→ Exercise directions
Find the string "JSON" and gather every line that holds it.

Data listing

*-*-*

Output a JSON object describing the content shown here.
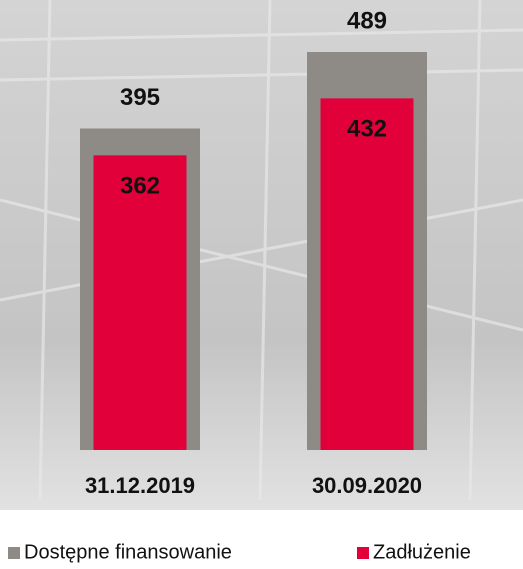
{
  "chart_data": {
    "type": "overlap-bar",
    "categories": [
      "31.12.2019",
      "30.09.2020"
    ],
    "series": [
      {
        "name": "Dostępne finansowanie",
        "color": "#8e8b86",
        "values": [
          395,
          489
        ]
      },
      {
        "name": "Zadłużenie",
        "color": "#e2003a",
        "values": [
          362,
          432
        ]
      }
    ]
  }
}
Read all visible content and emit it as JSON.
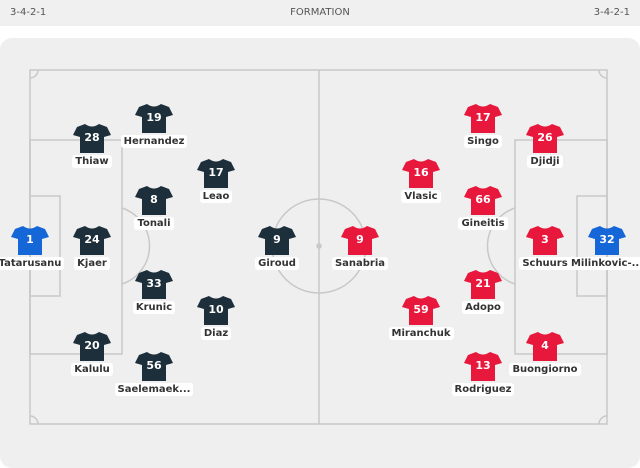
{
  "header": {
    "home_formation": "3-4-2-1",
    "title": "FORMATION",
    "away_formation": "3-4-2-1"
  },
  "colors": {
    "home_outfield": "#1d2f3a",
    "home_keeper": "#1566d6",
    "away_outfield": "#e8173c",
    "away_keeper": "#1566d6",
    "pitch": "#efefef",
    "lines": "#c8c8c8"
  },
  "home": [
    {
      "number": "1",
      "name": "Tatarusanu",
      "keeper": true
    },
    {
      "number": "28",
      "name": "Thiaw"
    },
    {
      "number": "24",
      "name": "Kjaer"
    },
    {
      "number": "20",
      "name": "Kalulu"
    },
    {
      "number": "19",
      "name": "Hernandez"
    },
    {
      "number": "8",
      "name": "Tonali"
    },
    {
      "number": "33",
      "name": "Krunic"
    },
    {
      "number": "56",
      "name": "Saelemaek..."
    },
    {
      "number": "17",
      "name": "Leao"
    },
    {
      "number": "10",
      "name": "Diaz"
    },
    {
      "number": "9",
      "name": "Giroud"
    }
  ],
  "away": [
    {
      "number": "32",
      "name": "Milinkovic-...",
      "keeper": true
    },
    {
      "number": "26",
      "name": "Djidji"
    },
    {
      "number": "3",
      "name": "Schuurs"
    },
    {
      "number": "4",
      "name": "Buongiorno"
    },
    {
      "number": "17",
      "name": "Singo"
    },
    {
      "number": "66",
      "name": "Gineitis"
    },
    {
      "number": "21",
      "name": "Adopo"
    },
    {
      "number": "13",
      "name": "Rodriguez"
    },
    {
      "number": "16",
      "name": "Vlasic"
    },
    {
      "number": "59",
      "name": "Miranchuk"
    },
    {
      "number": "9",
      "name": "Sanabria"
    }
  ]
}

*-*-*

→ Result of this task
Output a JSON object describing the content shown here.
Read all visible content and emit it as JSON.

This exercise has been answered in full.